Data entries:
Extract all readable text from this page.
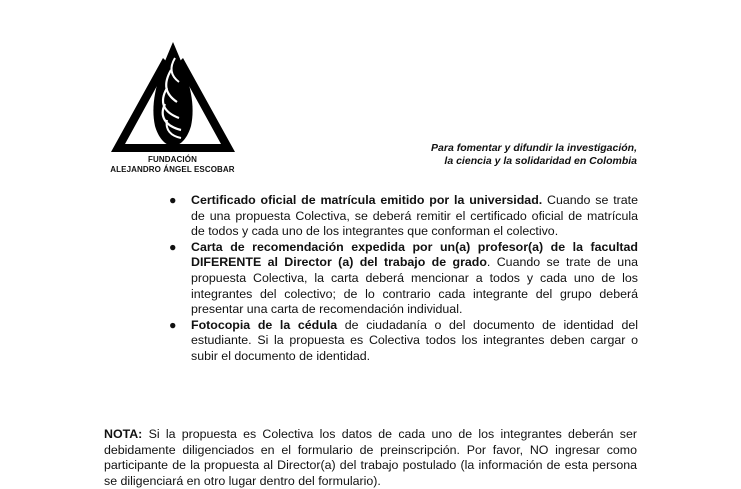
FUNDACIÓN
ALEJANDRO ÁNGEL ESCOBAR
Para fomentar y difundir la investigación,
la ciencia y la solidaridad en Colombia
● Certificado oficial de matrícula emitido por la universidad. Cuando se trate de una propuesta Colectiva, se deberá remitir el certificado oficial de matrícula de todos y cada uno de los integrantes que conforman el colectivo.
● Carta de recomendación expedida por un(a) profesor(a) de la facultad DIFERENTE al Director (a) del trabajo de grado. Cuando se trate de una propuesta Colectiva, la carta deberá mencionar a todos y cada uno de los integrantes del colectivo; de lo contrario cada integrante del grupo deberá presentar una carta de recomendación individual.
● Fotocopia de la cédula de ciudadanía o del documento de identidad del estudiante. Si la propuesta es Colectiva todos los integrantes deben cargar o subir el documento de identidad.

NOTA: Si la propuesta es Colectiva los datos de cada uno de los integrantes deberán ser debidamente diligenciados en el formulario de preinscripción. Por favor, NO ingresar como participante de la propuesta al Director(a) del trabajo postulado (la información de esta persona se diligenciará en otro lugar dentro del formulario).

> **REQUIREMENTS**
Repeat the full listing above exactly, with no pictures in the copy.

> **RESPONSE TO THIS EXERCISE**
Extract all readable text from this page.
FUNDACIÓN
ALEJANDRO ÁNGEL ESCOBAR
Para fomentar y difundir la investigación,
la ciencia y la solidaridad en Colombia
● Certificado oficial de matrícula emitido por la universidad. Cuando se trate de una propuesta Colectiva, se deberá remitir el certificado oficial de matrícula de todos y cada uno de los integrantes que conforman el colectivo.
● Carta de recomendación expedida por un(a) profesor(a) de la facultad DIFERENTE al Director (a) del trabajo de grado. Cuando se trate de una propuesta Colectiva, la carta deberá mencionar a todos y cada uno de los integrantes del colectivo; de lo contrario cada integrante del grupo deberá presentar una carta de recomendación individual.
● Fotocopia de la cédula de ciudadanía o del documento de identidad del estudiante. Si la propuesta es Colectiva todos los integrantes deben cargar o subir el documento de identidad.

NOTA: Si la propuesta es Colectiva los datos de cada uno de los integrantes deberán ser debidamente diligenciados en el formulario de preinscripción. Por favor, NO ingresar como participante de la propuesta al Director(a) del trabajo postulado (la información de esta persona se diligenciará en otro lugar dentro del formulario).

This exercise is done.